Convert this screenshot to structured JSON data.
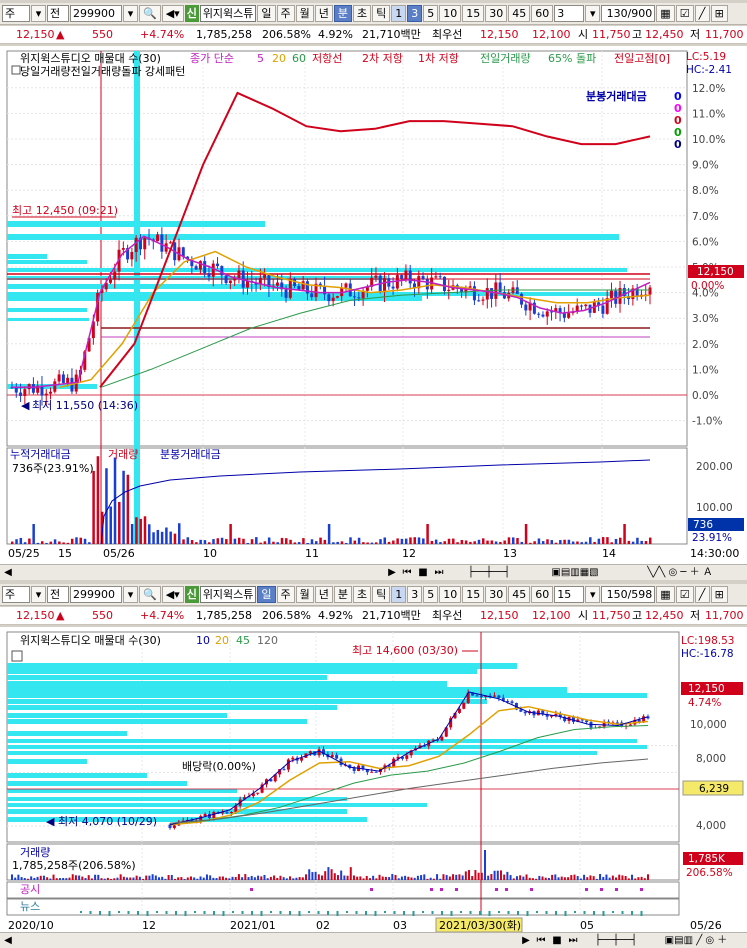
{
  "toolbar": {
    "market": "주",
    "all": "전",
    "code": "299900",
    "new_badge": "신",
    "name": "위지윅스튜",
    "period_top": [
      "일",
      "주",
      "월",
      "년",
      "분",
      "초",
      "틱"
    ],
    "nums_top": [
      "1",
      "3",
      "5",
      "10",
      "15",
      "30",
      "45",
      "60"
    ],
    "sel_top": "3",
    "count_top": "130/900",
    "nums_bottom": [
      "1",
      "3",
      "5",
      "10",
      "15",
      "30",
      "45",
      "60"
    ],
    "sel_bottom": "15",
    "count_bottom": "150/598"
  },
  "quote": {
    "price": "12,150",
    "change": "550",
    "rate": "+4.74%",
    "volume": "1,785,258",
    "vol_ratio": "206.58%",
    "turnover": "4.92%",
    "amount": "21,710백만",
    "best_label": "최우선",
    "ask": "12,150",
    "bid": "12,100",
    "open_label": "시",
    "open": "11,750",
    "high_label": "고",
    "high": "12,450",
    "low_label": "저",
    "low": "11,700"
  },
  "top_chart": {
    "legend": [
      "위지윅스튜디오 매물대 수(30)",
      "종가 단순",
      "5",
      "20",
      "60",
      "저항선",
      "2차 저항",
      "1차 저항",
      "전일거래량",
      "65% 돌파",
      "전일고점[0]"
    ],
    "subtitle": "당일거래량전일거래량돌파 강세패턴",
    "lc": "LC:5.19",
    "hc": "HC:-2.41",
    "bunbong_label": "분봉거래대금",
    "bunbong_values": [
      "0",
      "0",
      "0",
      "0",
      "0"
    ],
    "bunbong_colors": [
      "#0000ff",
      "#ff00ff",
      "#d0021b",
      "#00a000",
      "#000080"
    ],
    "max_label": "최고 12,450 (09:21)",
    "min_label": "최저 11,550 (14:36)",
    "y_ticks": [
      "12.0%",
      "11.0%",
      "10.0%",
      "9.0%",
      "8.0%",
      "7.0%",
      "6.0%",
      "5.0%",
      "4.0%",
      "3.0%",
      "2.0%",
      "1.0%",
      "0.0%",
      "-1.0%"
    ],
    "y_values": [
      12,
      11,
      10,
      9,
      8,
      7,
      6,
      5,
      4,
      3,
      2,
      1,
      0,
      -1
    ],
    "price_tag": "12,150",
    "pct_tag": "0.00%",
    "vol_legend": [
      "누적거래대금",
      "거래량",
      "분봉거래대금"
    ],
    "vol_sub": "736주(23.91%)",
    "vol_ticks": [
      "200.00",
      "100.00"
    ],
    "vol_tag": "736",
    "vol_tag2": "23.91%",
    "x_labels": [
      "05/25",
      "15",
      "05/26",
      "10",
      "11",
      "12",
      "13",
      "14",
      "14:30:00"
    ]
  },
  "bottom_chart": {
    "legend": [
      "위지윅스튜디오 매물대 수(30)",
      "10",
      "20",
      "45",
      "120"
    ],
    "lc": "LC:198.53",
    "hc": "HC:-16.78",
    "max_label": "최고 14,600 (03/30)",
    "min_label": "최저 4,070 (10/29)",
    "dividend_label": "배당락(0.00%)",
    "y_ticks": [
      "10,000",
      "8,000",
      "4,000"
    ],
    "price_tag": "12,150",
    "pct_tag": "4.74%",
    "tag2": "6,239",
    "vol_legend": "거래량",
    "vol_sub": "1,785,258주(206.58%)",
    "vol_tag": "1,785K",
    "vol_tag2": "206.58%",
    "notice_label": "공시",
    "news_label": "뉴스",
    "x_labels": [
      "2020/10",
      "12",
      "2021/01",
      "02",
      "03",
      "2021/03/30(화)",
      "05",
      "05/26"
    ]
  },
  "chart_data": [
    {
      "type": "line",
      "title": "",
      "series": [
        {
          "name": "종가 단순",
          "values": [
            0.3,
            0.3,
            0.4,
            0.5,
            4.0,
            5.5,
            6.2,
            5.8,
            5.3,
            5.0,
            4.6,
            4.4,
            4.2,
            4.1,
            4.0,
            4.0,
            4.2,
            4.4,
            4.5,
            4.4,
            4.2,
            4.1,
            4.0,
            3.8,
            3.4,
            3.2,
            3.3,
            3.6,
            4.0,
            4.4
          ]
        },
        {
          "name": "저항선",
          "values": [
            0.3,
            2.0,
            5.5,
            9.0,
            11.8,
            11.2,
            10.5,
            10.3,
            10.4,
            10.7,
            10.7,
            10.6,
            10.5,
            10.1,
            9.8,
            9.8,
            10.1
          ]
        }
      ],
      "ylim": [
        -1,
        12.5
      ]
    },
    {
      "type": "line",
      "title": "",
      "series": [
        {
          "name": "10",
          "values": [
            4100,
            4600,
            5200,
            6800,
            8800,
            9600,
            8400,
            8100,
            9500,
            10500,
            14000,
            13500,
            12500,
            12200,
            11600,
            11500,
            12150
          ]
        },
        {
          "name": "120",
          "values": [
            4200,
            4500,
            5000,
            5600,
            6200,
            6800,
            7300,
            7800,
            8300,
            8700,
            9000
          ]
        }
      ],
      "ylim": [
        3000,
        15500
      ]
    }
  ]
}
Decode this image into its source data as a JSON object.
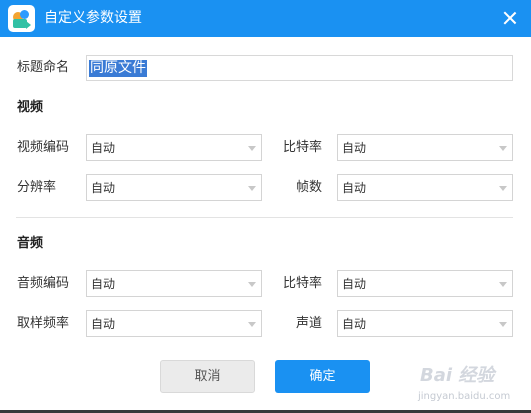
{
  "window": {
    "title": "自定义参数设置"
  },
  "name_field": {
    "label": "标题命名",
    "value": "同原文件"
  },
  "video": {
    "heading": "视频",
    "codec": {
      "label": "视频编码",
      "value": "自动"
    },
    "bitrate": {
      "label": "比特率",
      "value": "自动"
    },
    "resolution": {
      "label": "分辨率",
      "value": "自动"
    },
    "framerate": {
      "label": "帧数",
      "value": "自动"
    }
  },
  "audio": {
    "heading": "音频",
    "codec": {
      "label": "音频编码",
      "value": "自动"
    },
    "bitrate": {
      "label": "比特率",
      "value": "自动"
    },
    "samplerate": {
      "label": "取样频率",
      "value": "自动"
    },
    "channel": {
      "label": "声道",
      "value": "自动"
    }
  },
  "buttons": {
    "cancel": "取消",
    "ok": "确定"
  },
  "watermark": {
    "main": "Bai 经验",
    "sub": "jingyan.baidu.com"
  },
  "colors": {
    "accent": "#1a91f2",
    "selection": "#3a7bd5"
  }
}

Exercise objective
All lines from the one containing "Decode this image" through the end of the entries, both ends included, should be written out exactly, with no pictures.

Answer to this problem
Decode this image into its source data as a JSON object.
{
  "window": {
    "title": "自定义参数设置"
  },
  "name_field": {
    "label": "标题命名",
    "value": "同原文件"
  },
  "video": {
    "heading": "视频",
    "codec": {
      "label": "视频编码",
      "value": "自动"
    },
    "bitrate": {
      "label": "比特率",
      "value": "自动"
    },
    "resolution": {
      "label": "分辨率",
      "value": "自动"
    },
    "framerate": {
      "label": "帧数",
      "value": "自动"
    }
  },
  "audio": {
    "heading": "音频",
    "codec": {
      "label": "音频编码",
      "value": "自动"
    },
    "bitrate": {
      "label": "比特率",
      "value": "自动"
    },
    "samplerate": {
      "label": "取样频率",
      "value": "自动"
    },
    "channel": {
      "label": "声道",
      "value": "自动"
    }
  },
  "buttons": {
    "cancel": "取消",
    "ok": "确定"
  },
  "watermark": {
    "main": "Bai 经验",
    "sub": "jingyan.baidu.com"
  },
  "colors": {
    "accent": "#1a91f2",
    "selection": "#3a7bd5"
  }
}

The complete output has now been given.